Copy the lines exactly, starting with the line that contains "data-point (304, 612, 307, 616)" and going on through the line that contains "data-point (636, 583, 640, 587)", with both of those lines included.

>>

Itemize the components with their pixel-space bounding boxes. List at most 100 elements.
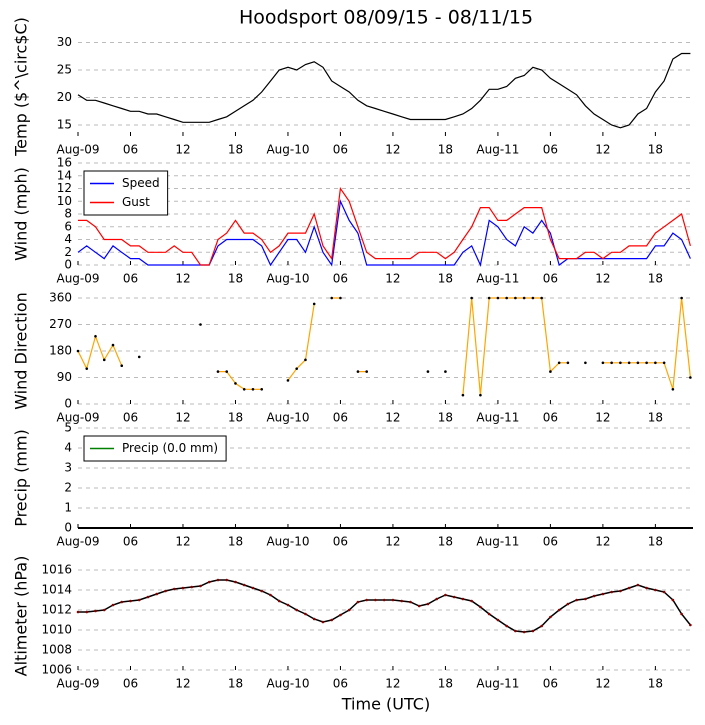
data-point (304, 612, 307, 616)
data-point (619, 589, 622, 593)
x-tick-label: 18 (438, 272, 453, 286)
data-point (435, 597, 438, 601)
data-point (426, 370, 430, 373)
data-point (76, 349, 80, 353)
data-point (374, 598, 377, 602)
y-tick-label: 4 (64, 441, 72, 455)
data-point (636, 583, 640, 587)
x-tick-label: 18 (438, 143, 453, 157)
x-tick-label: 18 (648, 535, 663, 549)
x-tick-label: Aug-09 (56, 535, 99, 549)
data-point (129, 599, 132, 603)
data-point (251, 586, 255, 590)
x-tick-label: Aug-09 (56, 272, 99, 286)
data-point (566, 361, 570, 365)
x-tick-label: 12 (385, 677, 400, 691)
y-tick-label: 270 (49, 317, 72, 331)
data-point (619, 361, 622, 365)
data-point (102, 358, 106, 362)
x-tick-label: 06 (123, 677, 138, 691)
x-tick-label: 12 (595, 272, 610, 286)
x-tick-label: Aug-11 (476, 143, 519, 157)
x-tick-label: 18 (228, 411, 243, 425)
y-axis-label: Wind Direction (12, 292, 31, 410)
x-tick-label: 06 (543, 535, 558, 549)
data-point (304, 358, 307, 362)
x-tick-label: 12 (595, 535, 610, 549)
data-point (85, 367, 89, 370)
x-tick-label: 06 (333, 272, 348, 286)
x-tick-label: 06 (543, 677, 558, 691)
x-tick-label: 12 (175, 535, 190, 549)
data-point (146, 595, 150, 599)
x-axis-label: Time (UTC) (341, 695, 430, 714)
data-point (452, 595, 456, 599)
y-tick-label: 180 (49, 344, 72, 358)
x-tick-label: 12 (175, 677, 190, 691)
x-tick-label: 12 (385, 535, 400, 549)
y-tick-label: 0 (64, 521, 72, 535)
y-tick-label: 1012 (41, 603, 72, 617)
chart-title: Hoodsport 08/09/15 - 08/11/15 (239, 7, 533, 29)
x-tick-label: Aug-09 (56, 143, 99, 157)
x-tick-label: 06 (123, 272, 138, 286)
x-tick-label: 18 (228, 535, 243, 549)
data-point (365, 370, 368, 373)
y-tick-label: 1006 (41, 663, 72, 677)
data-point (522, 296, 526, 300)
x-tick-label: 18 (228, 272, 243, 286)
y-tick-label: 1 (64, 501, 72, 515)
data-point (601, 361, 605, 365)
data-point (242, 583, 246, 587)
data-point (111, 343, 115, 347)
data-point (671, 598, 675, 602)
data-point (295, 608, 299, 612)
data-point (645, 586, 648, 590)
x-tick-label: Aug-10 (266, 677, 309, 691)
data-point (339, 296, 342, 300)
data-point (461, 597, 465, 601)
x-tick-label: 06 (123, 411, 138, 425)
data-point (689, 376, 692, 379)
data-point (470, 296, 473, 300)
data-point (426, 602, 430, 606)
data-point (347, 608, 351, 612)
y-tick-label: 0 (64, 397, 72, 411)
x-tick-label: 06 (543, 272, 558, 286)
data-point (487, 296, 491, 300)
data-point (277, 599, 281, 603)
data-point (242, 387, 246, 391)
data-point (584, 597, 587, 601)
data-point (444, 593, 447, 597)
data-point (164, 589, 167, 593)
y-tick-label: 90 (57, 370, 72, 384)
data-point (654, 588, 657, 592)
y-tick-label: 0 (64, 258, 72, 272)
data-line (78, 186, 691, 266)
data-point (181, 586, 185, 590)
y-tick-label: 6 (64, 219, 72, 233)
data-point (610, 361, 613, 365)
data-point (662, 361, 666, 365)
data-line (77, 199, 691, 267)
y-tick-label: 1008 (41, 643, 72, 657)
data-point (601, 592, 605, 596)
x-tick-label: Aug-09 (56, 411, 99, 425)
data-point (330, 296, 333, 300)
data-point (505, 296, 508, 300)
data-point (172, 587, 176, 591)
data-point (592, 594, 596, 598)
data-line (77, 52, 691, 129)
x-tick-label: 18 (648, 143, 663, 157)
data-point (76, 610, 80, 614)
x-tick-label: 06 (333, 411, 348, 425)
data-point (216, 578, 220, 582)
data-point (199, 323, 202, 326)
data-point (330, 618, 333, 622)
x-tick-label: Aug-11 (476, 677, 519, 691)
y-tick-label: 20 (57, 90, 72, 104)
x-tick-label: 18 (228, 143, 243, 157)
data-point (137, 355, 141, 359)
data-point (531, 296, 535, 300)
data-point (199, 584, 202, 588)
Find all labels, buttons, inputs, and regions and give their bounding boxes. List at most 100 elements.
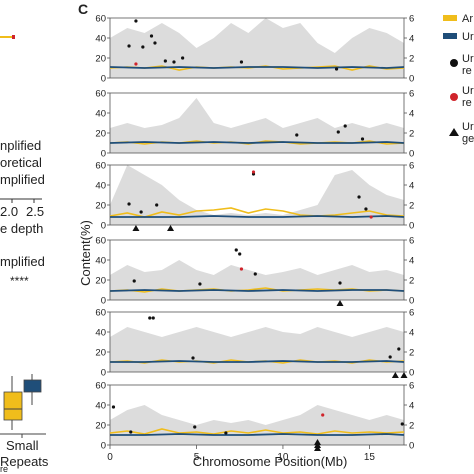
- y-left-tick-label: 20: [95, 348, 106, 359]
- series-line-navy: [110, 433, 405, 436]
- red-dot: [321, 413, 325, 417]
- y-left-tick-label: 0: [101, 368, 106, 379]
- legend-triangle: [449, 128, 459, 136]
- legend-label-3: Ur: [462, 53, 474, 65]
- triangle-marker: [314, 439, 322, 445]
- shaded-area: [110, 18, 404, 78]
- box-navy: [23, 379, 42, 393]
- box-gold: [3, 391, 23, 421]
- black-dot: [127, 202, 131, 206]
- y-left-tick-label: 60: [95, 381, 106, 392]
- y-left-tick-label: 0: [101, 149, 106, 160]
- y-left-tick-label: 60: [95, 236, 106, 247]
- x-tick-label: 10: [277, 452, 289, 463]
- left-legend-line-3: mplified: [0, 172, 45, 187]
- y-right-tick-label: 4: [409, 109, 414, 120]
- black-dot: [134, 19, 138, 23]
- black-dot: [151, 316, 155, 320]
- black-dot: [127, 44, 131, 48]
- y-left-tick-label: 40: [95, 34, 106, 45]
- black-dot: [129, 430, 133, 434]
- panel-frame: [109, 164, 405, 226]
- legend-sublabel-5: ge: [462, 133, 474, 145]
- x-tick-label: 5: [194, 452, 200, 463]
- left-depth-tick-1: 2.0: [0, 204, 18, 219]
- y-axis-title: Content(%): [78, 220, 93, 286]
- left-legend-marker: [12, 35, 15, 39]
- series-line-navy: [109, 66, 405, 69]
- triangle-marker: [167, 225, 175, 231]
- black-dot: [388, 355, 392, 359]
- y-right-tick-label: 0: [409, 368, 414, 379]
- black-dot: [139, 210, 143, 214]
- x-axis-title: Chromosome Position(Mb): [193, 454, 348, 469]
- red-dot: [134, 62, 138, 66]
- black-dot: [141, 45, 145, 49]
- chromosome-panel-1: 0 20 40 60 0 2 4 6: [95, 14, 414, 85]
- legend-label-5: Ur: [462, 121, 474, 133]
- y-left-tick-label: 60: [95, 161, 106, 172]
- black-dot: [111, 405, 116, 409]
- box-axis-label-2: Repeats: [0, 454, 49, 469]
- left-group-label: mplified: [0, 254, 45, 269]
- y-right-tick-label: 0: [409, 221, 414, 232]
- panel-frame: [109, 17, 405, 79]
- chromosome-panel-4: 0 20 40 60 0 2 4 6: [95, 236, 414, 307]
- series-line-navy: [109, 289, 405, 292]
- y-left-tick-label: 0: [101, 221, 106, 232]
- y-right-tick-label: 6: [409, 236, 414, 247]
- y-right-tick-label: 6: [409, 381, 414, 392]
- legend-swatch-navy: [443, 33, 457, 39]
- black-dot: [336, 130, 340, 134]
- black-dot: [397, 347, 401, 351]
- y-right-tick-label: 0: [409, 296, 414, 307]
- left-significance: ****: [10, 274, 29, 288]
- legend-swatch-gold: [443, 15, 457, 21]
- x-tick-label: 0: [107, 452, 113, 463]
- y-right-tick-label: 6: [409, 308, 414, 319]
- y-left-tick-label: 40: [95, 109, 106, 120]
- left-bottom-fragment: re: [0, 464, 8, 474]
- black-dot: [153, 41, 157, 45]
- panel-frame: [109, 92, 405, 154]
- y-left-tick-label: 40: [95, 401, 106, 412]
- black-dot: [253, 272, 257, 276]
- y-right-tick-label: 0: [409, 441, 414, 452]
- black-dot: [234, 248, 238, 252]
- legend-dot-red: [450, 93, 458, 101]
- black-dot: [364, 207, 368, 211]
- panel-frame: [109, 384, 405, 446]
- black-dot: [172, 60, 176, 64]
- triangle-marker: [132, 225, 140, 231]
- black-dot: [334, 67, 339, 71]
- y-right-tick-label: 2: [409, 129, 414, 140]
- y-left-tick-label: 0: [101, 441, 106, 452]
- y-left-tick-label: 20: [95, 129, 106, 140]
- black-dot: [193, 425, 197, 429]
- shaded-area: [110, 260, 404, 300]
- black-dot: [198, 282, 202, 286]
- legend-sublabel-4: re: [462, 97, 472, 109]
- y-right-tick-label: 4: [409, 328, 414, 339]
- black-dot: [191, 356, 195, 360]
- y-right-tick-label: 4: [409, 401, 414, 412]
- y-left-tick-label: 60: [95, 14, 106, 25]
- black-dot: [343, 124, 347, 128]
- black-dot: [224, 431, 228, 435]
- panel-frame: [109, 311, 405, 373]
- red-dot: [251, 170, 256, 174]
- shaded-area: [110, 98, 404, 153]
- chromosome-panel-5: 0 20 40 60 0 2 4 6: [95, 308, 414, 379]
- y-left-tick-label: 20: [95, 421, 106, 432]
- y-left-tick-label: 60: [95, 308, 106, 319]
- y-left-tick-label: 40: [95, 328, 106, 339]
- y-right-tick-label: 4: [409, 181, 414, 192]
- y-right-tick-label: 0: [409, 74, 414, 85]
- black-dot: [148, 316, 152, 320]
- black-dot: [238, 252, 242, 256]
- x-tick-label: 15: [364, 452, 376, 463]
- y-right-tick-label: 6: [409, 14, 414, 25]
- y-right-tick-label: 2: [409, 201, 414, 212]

<<

### [Expected answer]
data-point (304, 612, 307, 616)
data-point (619, 589, 622, 593)
x-tick-label: 18 (438, 272, 453, 286)
data-point (435, 597, 438, 601)
data-point (426, 370, 430, 373)
data-point (76, 349, 80, 353)
data-point (374, 598, 377, 602)
y-tick-label: 4 (64, 441, 72, 455)
data-point (636, 583, 640, 587)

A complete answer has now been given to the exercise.